* START Provided information *

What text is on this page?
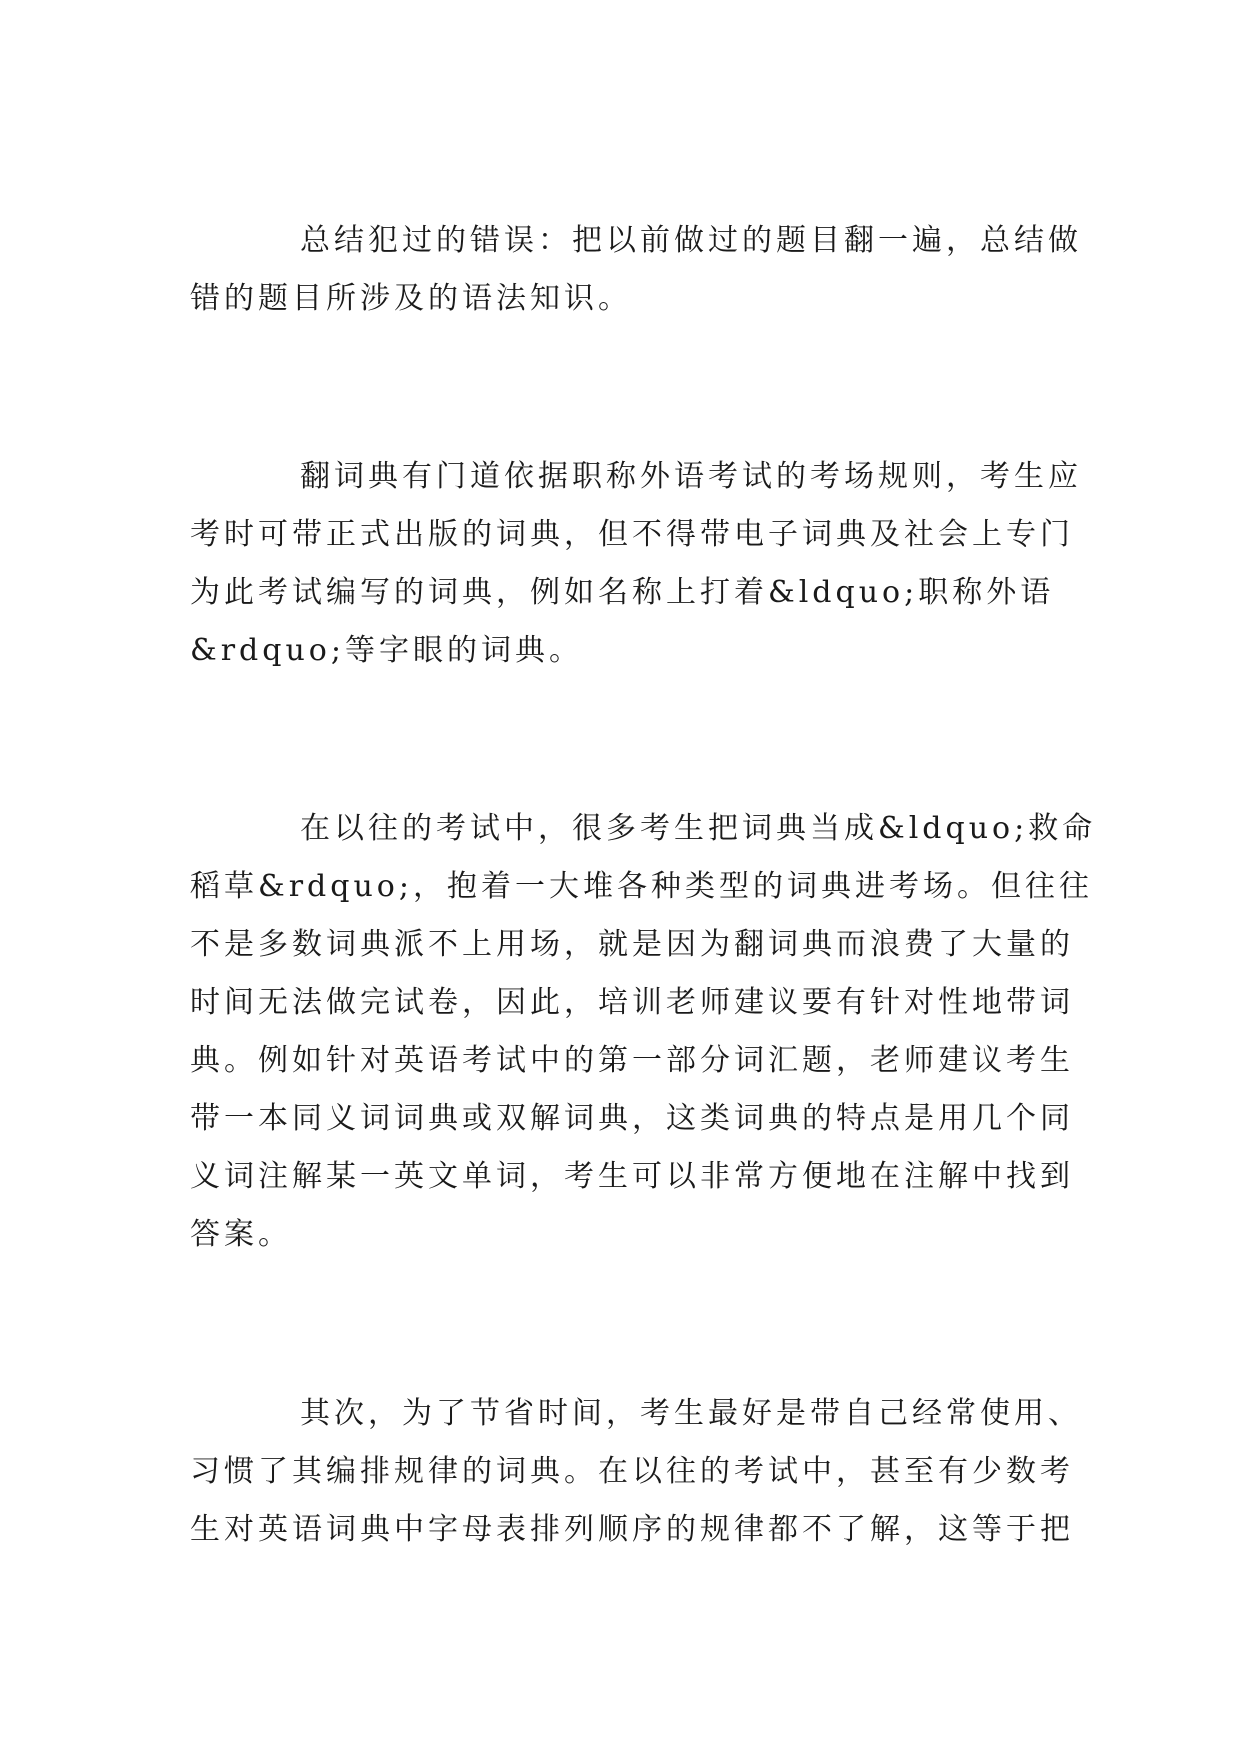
总结犯过的错误：把以前做过的题目翻一遍，总结做
错的题目所涉及的语法知识。
翻词典有门道依据职称外语考试的考场规则，考生应
考时可带正式出版的词典，但不得带电子词典及社会上专门
为此考试编写的词典，例如名称上打着&ldquo;职称外语
&rdquo;等字眼的词典。
在以往的考试中，很多考生把词典当成&ldquo;救命
稻草&rdquo;，抱着一大堆各种类型的词典进考场。但往往
不是多数词典派不上用场，就是因为翻词典而浪费了大量的
时间无法做完试卷，因此，培训老师建议要有针对性地带词
典。例如针对英语考试中的第一部分词汇题，老师建议考生
带一本同义词词典或双解词典，这类词典的特点是用几个同
义词注解某一英文单词，考生可以非常方便地在注解中找到
答案。
其次，为了节省时间，考生最好是带自己经常使用、
习惯了其编排规律的词典。在以往的考试中，甚至有少数考
生对英语词典中字母表排列顺序的规律都不了解，这等于把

* END Provided information *

_Job_. Set the data above down again exactly as given, with no pictures.

_Exercise answer_.
What text is on this page?
总结犯过的错误：把以前做过的题目翻一遍，总结做
错的题目所涉及的语法知识。
翻词典有门道依据职称外语考试的考场规则，考生应
考时可带正式出版的词典，但不得带电子词典及社会上专门
为此考试编写的词典，例如名称上打着&ldquo;职称外语
&rdquo;等字眼的词典。
在以往的考试中，很多考生把词典当成&ldquo;救命
稻草&rdquo;，抱着一大堆各种类型的词典进考场。但往往
不是多数词典派不上用场，就是因为翻词典而浪费了大量的
时间无法做完试卷，因此，培训老师建议要有针对性地带词
典。例如针对英语考试中的第一部分词汇题，老师建议考生
带一本同义词词典或双解词典，这类词典的特点是用几个同
义词注解某一英文单词，考生可以非常方便地在注解中找到
答案。
其次，为了节省时间，考生最好是带自己经常使用、
习惯了其编排规律的词典。在以往的考试中，甚至有少数考
生对英语词典中字母表排列顺序的规律都不了解，这等于把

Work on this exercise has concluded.